#### YOUR GOAL
Reproduce all entries verbatim, with nothing added or dropped.

[Dataset entries on figures]
##############################

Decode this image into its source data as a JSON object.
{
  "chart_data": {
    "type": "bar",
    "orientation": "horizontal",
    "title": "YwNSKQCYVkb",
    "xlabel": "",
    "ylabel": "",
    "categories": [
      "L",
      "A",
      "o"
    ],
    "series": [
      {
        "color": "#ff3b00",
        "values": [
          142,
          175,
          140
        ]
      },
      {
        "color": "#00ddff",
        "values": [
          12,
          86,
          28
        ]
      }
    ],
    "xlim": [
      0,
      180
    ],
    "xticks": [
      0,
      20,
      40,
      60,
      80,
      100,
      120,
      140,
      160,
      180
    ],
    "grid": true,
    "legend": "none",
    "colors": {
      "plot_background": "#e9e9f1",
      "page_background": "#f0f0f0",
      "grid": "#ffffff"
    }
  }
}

##############################

#### WRITTEN REPLY
Decode this image into its source data as a JSON object.
{
  "chart_data": {
    "type": "bar",
    "orientation": "horizontal",
    "title": "YwNSKQCYVkb",
    "xlabel": "",
    "ylabel": "",
    "categories": [
      "L",
      "A",
      "o"
    ],
    "series": [
      {
        "color": "#ff3b00",
        "values": [
          142,
          175,
          140
        ]
      },
      {
        "color": "#00ddff",
        "values": [
          12,
          86,
          28
        ]
      }
    ],
    "xlim": [
      0,
      180
    ],
    "xticks": [
      0,
      20,
      40,
      60,
      80,
      100,
      120,
      140,
      160,
      180
    ],
    "grid": true,
    "legend": "none",
    "colors": {
      "plot_background": "#e9e9f1",
      "page_background": "#f0f0f0",
      "grid": "#ffffff"
    }
  }
}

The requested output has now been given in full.